Problem details:
Return all lines below containing the word "this".

===== Recorded information

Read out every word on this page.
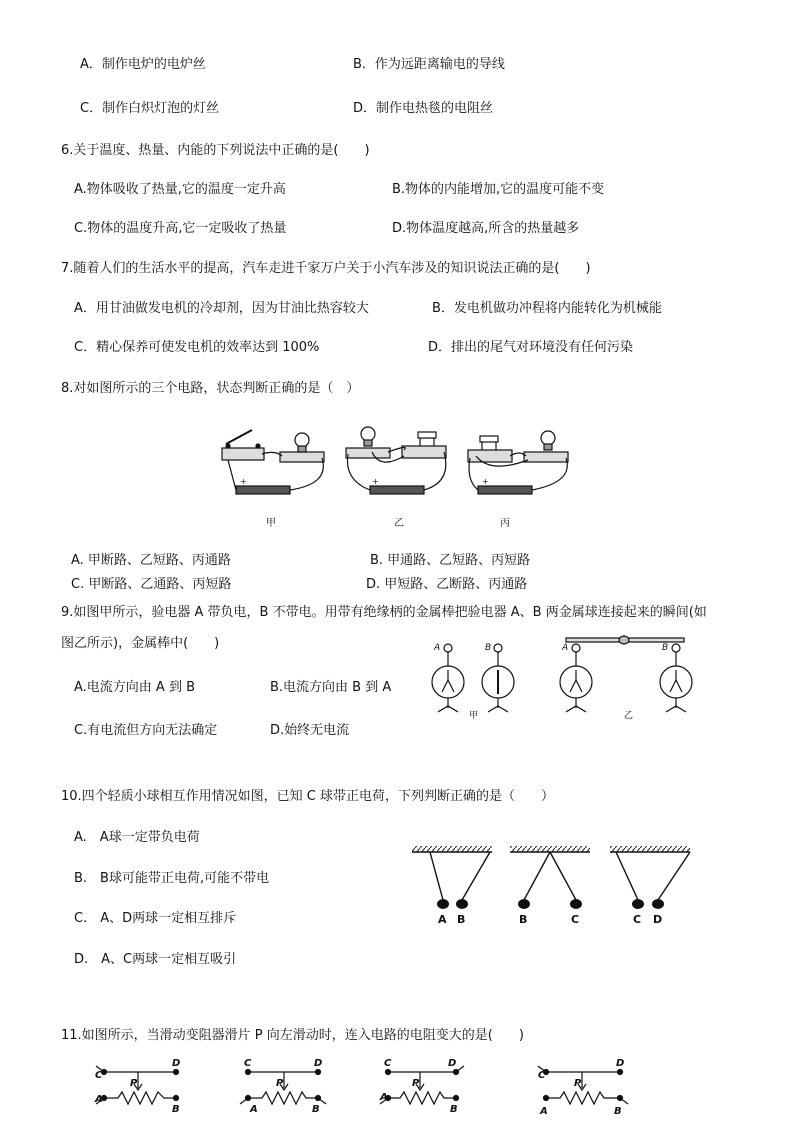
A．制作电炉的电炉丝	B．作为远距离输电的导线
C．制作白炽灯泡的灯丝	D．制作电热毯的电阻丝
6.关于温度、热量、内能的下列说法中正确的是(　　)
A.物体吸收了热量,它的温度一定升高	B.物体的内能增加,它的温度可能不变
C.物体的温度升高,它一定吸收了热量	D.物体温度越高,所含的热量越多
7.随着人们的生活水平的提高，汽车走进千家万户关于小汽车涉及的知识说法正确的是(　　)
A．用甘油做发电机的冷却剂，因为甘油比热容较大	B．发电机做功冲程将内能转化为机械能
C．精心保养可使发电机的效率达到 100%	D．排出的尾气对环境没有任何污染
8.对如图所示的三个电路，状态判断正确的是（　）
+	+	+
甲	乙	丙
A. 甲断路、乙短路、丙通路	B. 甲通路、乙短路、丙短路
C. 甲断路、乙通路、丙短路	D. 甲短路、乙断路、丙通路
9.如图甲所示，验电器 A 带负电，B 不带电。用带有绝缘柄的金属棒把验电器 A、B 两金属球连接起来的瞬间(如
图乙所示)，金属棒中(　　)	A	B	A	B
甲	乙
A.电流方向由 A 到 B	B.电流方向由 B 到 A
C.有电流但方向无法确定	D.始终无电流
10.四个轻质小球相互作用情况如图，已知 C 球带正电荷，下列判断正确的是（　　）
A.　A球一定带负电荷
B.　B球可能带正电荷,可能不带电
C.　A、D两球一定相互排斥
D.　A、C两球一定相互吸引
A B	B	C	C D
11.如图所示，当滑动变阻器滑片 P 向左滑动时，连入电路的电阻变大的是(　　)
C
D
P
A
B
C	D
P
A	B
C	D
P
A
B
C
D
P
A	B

==========
===== Recorded information

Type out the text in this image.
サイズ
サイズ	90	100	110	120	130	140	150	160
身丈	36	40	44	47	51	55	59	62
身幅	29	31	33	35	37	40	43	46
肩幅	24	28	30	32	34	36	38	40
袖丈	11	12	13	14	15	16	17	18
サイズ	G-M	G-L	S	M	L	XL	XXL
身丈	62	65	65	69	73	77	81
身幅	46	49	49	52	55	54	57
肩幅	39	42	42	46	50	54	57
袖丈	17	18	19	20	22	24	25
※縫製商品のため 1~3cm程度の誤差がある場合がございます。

==========

Output:
Read out every word on this page.
Type out the text in this image.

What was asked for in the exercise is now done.